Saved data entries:
start
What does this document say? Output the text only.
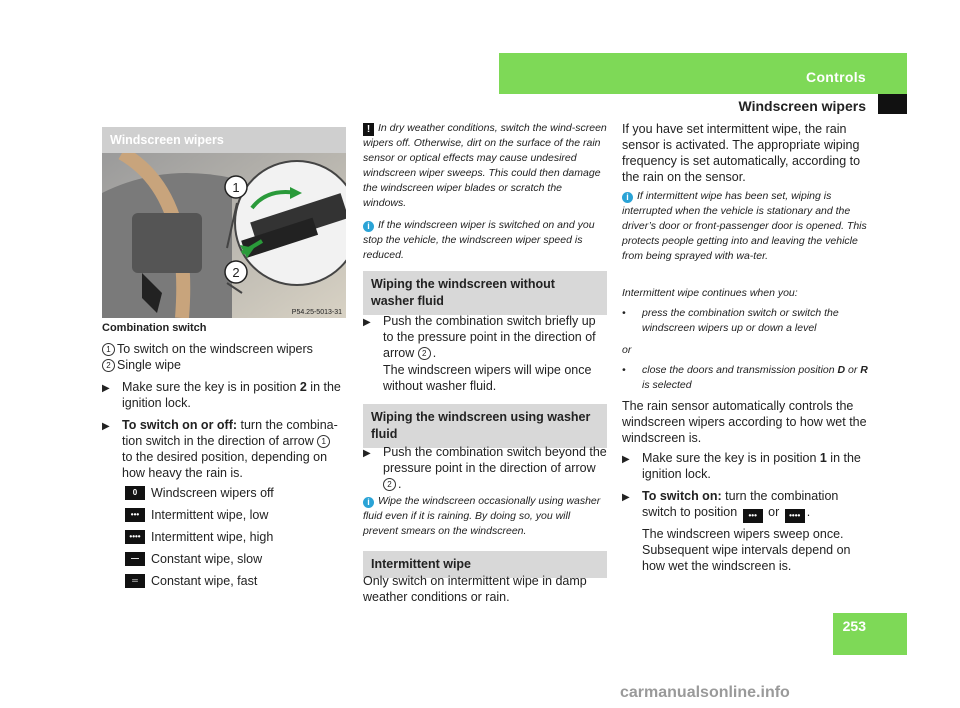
Controls
Windscreen wipers
253
Windscreen wipers
1
2
P54.25-5013-31
Combination switch
1 To switch on the windscreen wipers
2 Single wipe
▶
Make sure the key is in position 2 in the ignition lock.
▶
To switch on or off: turn the combina-tion switch in the direction of arrow 1 to the desired position, depending on how heavy the rain is.
0	Windscreen wipers off
••• Intermittent wipe, low
•••• Intermittent wipe, high
— Constant wipe, slow
═	Constant wipe, fast
! In dry weather conditions, switch the wind-screen wipers off. Otherwise, dirt on the surface of the rain sensor or optical effects may cause undesired windscreen wiper sweeps. This could then damage the windscreen wiper blades or scratch the windows.
i If the windscreen wiper is switched on and you stop the vehicle, the windscreen wiper speed is reduced.
Wiping the windscreen without washer fluid
▶
Push the combination switch briefly up to the pressure point in the direction of arrow 2 .
The windscreen wipers will wipe once without washer fluid.
Wiping the windscreen using washer fluid
▶
Push the combination switch beyond the pressure point in the direction of arrow 2 .
i Wipe the windscreen occasionally using washer fluid even if it is raining. By doing so, you will prevent smears on the windscreen.
Intermittent wipe
Only switch on intermittent wipe in damp weather conditions or rain.
If you have set intermittent wipe, the rain sensor is activated. The appropriate wiping frequency is set automatically, according to the rain on the sensor.
i If intermittent wipe has been set, wiping is interrupted when the vehicle is stationary and the driver’s door or front-passenger door is opened. This protects people getting into and leaving the vehicle from being sprayed with wa-ter.
Intermittent wipe continues when you:
•	press the combination switch or switch the windscreen wipers up or down a level
or
•	close the doors and transmission position D or R is selected
The rain sensor automatically controls the windscreen wipers according to how wet the windscreen is.
▶
Make sure the key is in position 1 in the ignition lock.
▶
To switch on: turn the combination switch to position ••• or •••• .
The windscreen wipers sweep once. Subsequent wipe intervals depend on how wet the windscreen is.
carmanualsonline.info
end
Copy every line in the listing above where the string "point" turns up.

Push the combination switch briefly up to the pressure point in the direction of arrow 2 .
Push the combination switch beyond the pressure point in the direction of arrow 2 .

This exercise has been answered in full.